**What is being asked**
Go through the data and copy every line exactly, but not the images.

**Dataset records**

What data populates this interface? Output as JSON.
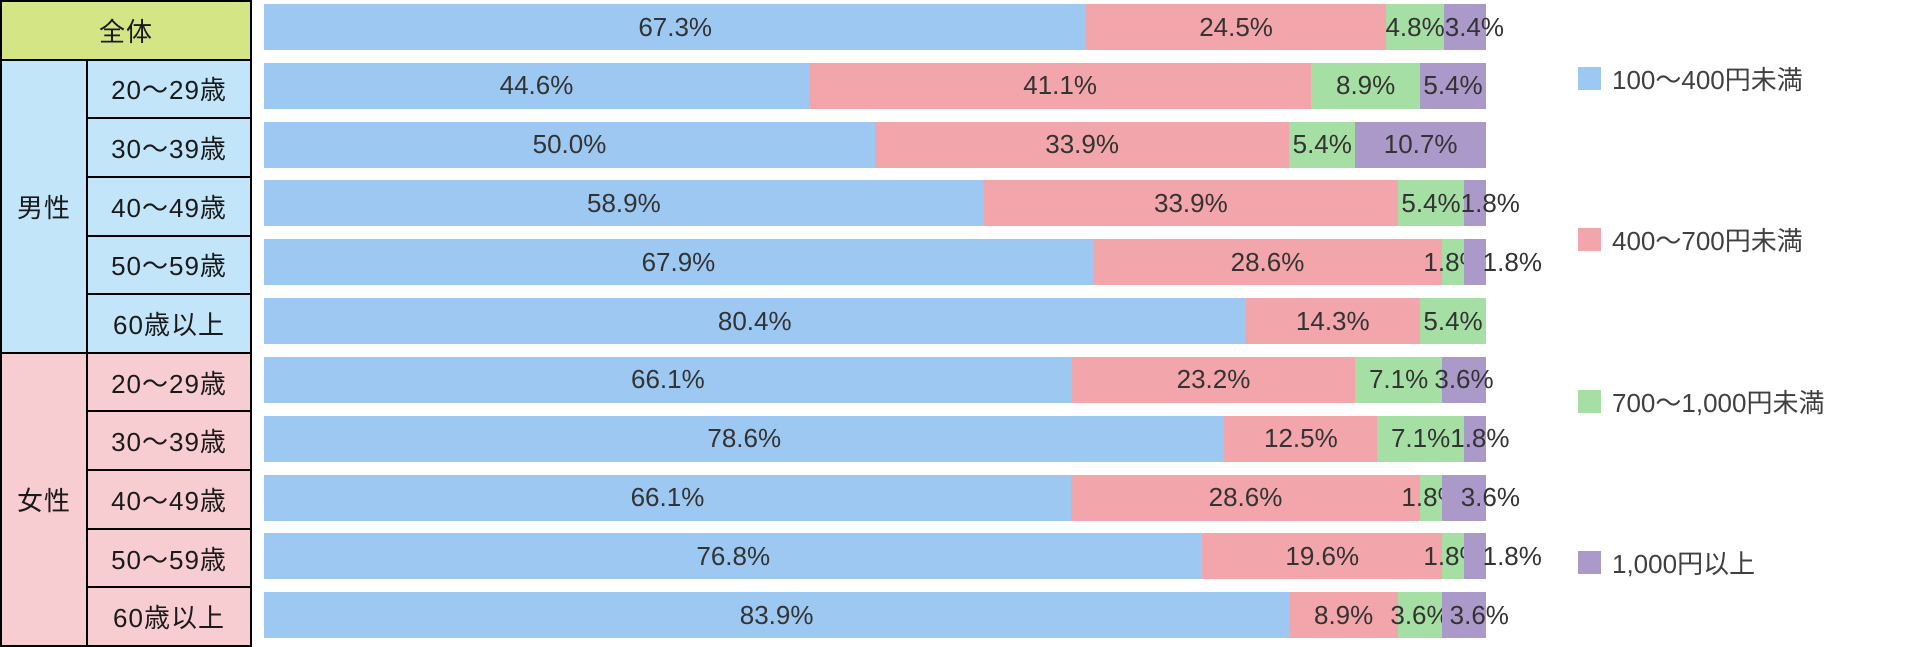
{
  "table": {
    "overall": {
      "label": "全体",
      "bg": "#D4E586"
    },
    "groups": [
      {
        "label": "男性",
        "bg": "#C3E5FA",
        "ages": [
          "20〜29歳",
          "30〜39歳",
          "40〜49歳",
          "50〜59歳",
          "60歳以上"
        ]
      },
      {
        "label": "女性",
        "bg": "#F8CDD1",
        "ages": [
          "20〜29歳",
          "30〜39歳",
          "40〜49歳",
          "50〜59歳",
          "60歳以上"
        ]
      }
    ]
  },
  "chart_data": {
    "type": "bar",
    "stacked": true,
    "orientation": "horizontal",
    "unit": "%",
    "xlim": [
      0,
      100
    ],
    "grid": false,
    "legend_position": "right",
    "categories": [
      "全体",
      "男性 20〜29歳",
      "男性 30〜39歳",
      "男性 40〜49歳",
      "男性 50〜59歳",
      "男性 60歳以上",
      "女性 20〜29歳",
      "女性 30〜39歳",
      "女性 40〜49歳",
      "女性 50〜59歳",
      "女性 60歳以上"
    ],
    "series": [
      {
        "name": "100〜400円未満",
        "color": "#9DC8F1",
        "values": [
          67.3,
          44.6,
          50.0,
          58.9,
          67.9,
          80.4,
          66.1,
          78.6,
          66.1,
          76.8,
          83.9
        ]
      },
      {
        "name": "400〜700円未満",
        "color": "#F2A5AA",
        "values": [
          24.5,
          41.1,
          33.9,
          33.9,
          28.6,
          14.3,
          23.2,
          12.5,
          28.6,
          19.6,
          8.9
        ]
      },
      {
        "name": "700〜1,000円未満",
        "color": "#A6DFA4",
        "values": [
          4.8,
          8.9,
          5.4,
          5.4,
          1.8,
          5.4,
          7.1,
          7.1,
          1.8,
          1.8,
          3.6
        ]
      },
      {
        "name": "1,000円以上",
        "color": "#AB9AC9",
        "values": [
          3.4,
          5.4,
          10.7,
          1.8,
          1.8,
          0,
          3.6,
          1.8,
          3.6,
          1.8,
          3.6
        ]
      }
    ]
  }
}
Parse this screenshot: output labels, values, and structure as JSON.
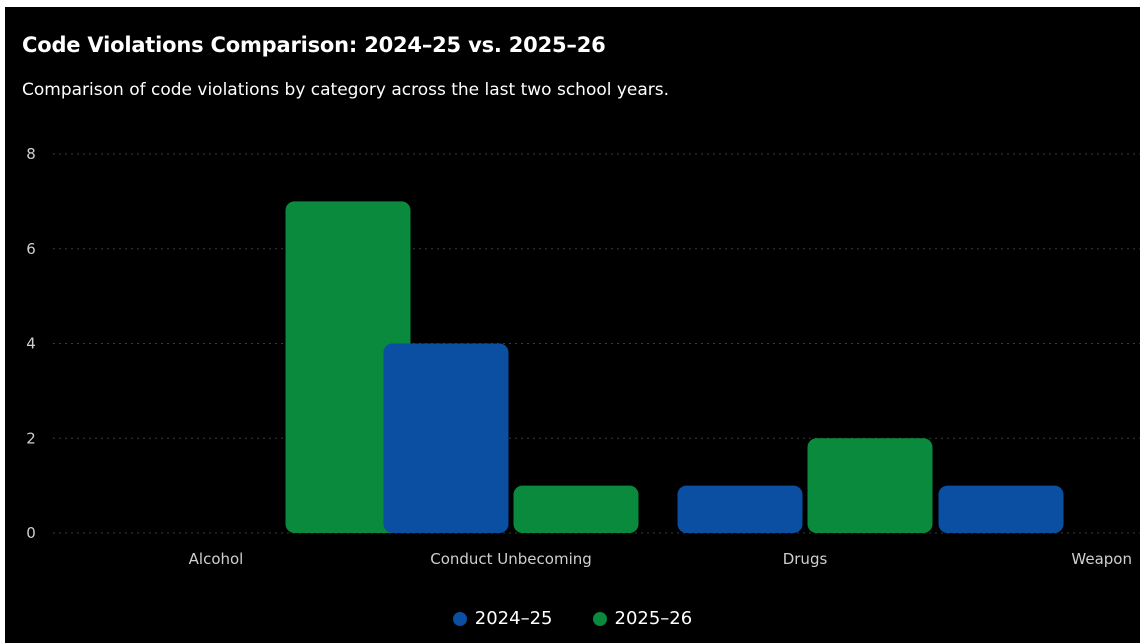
{
  "chart_data": {
    "type": "bar",
    "title": "Code Violations Comparison: 2024–25 vs. 2025–26",
    "subtitle": "Comparison of code violations by category across the last two school years.",
    "categories": [
      "Alcohol",
      "Conduct Unbecoming",
      "Drugs",
      "Weapon"
    ],
    "series": [
      {
        "name": "2024–25",
        "color": "#0a4fa1",
        "values": [
          0,
          4,
          1,
          1
        ]
      },
      {
        "name": "2025–26",
        "color": "#0a8a3c",
        "values": [
          7,
          1,
          2,
          0
        ]
      }
    ],
    "yticks": [
      0,
      2,
      4,
      6,
      8
    ],
    "ylim": [
      0,
      8
    ],
    "xlabel": "",
    "ylabel": "",
    "grid": true,
    "legend_position": "bottom-center"
  },
  "colors": {
    "background": "#000000",
    "text": "#ffffff",
    "tick_text": "#cfcfcf",
    "grid": "#3a3a3a"
  }
}
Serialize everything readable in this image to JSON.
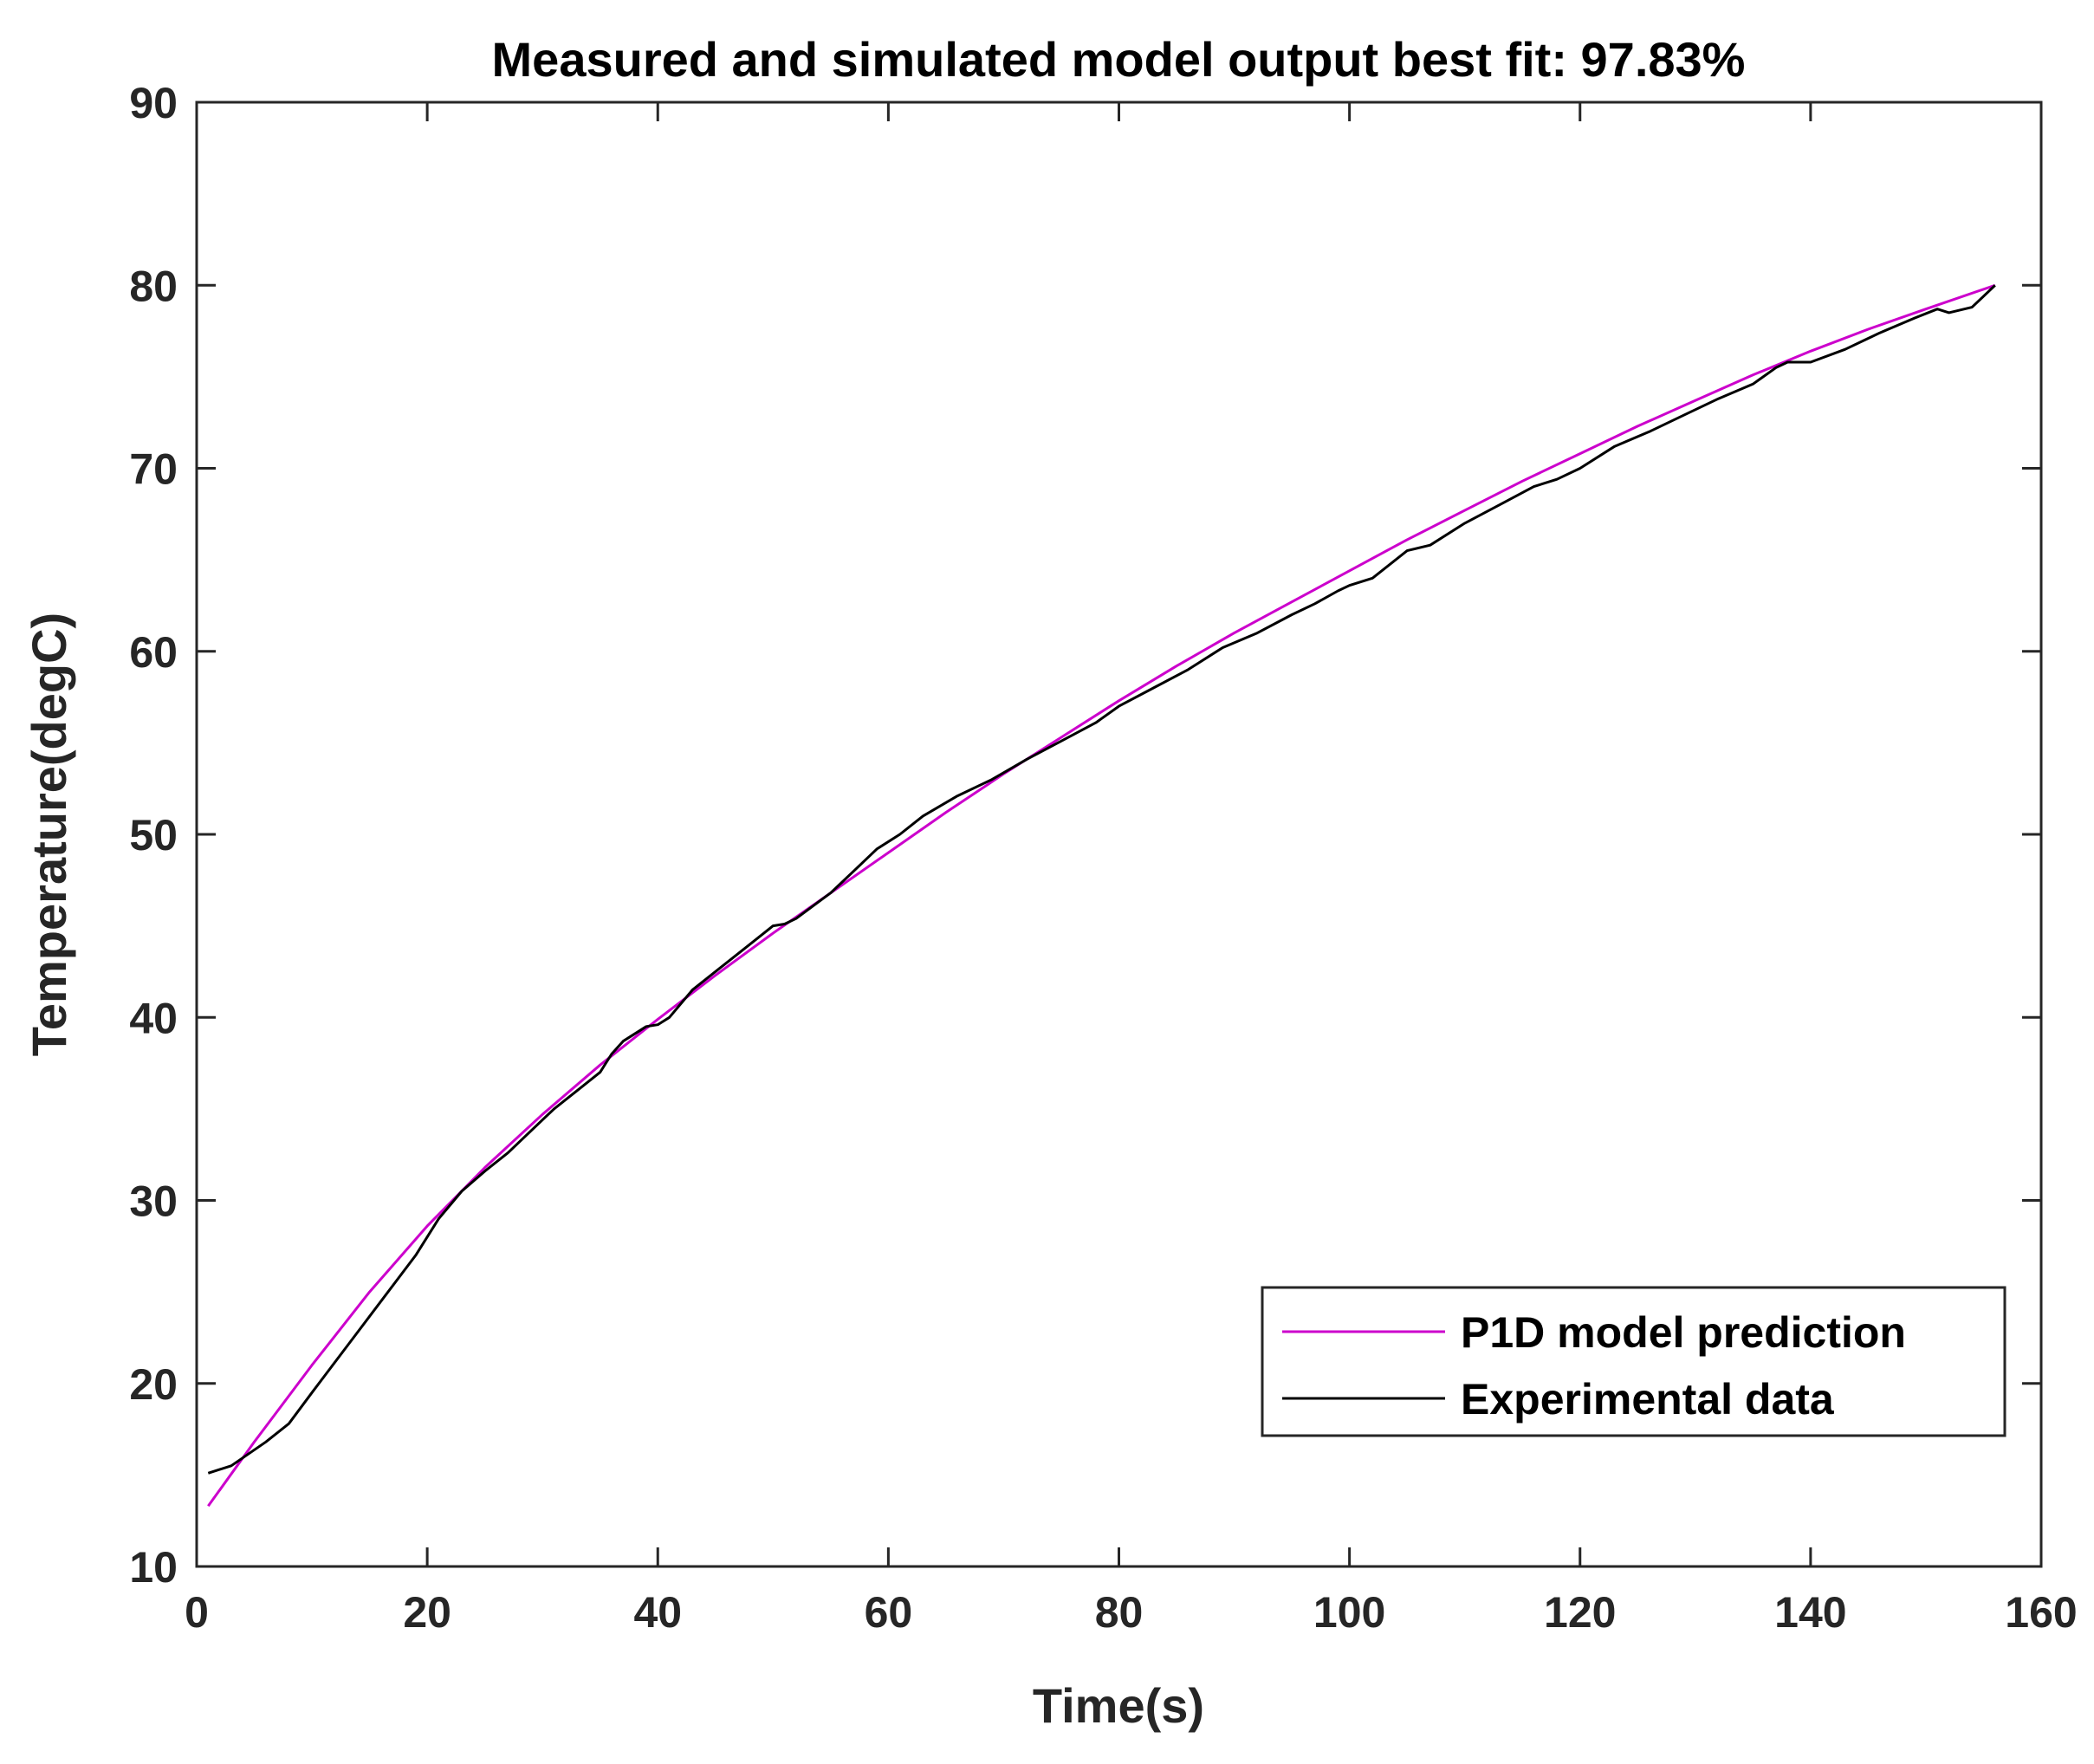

**Expected output**
What data populates this interface? Output as JSON.
{
  "table": {
    "overall": {
      "label": "全体",
      "bg": "#D4E586"
    },
    "groups": [
      {
        "label": "男性",
        "bg": "#C3E5FA",
        "ages": [
          "20〜29歳",
          "30〜39歳",
          "40〜49歳",
          "50〜59歳",
          "60歳以上"
        ]
      },
      {
        "label": "女性",
        "bg": "#F8CDD1",
        "ages": [
          "20〜29歳",
          "30〜39歳",
          "40〜49歳",
          "50〜59歳",
          "60歳以上"
        ]
      }
    ]
  },
  "chart_data": {
    "type": "bar",
    "stacked": true,
    "orientation": "horizontal",
    "unit": "%",
    "xlim": [
      0,
      100
    ],
    "grid": false,
    "legend_position": "right",
    "categories": [
      "全体",
      "男性 20〜29歳",
      "男性 30〜39歳",
      "男性 40〜49歳",
      "男性 50〜59歳",
      "男性 60歳以上",
      "女性 20〜29歳",
      "女性 30〜39歳",
      "女性 40〜49歳",
      "女性 50〜59歳",
      "女性 60歳以上"
    ],
    "series": [
      {
        "name": "100〜400円未満",
        "color": "#9DC8F1",
        "values": [
          67.3,
          44.6,
          50.0,
          58.9,
          67.9,
          80.4,
          66.1,
          78.6,
          66.1,
          76.8,
          83.9
        ]
      },
      {
        "name": "400〜700円未満",
        "color": "#F2A5AA",
        "values": [
          24.5,
          41.1,
          33.9,
          33.9,
          28.6,
          14.3,
          23.2,
          12.5,
          28.6,
          19.6,
          8.9
        ]
      },
      {
        "name": "700〜1,000円未満",
        "color": "#A6DFA4",
        "values": [
          4.8,
          8.9,
          5.4,
          5.4,
          1.8,
          5.4,
          7.1,
          7.1,
          1.8,
          1.8,
          3.6
        ]
      },
      {
        "name": "1,000円以上",
        "color": "#AB9AC9",
        "values": [
          3.4,
          5.4,
          10.7,
          1.8,
          1.8,
          0,
          3.6,
          1.8,
          3.6,
          1.8,
          3.6
        ]
      }
    ]
  }
}
Parse this screenshot: output labels, values, and structure as JSON.
{
  "chart_data": {
    "type": "bar",
    "title": "Code Violations Comparison: 2024–25 vs. 2025–26",
    "subtitle": "Comparison of code violations by category across the last two school years.",
    "categories": [
      "Alcohol",
      "Conduct Unbecoming",
      "Drugs",
      "Weapon"
    ],
    "series": [
      {
        "name": "2024–25",
        "color": "#0a4fa1",
        "values": [
          0,
          4,
          1,
          1
        ]
      },
      {
        "name": "2025–26",
        "color": "#0a8a3c",
        "values": [
          7,
          1,
          2,
          0
        ]
      }
    ],
    "yticks": [
      0,
      2,
      4,
      6,
      8
    ],
    "ylim": [
      0,
      8
    ],
    "xlabel": "",
    "ylabel": "",
    "grid": true,
    "legend_position": "bottom-center"
  },
  "colors": {
    "background": "#000000",
    "text": "#ffffff",
    "tick_text": "#cfcfcf",
    "grid": "#3a3a3a"
  }
}
Serialize everything readable in this image to JSON.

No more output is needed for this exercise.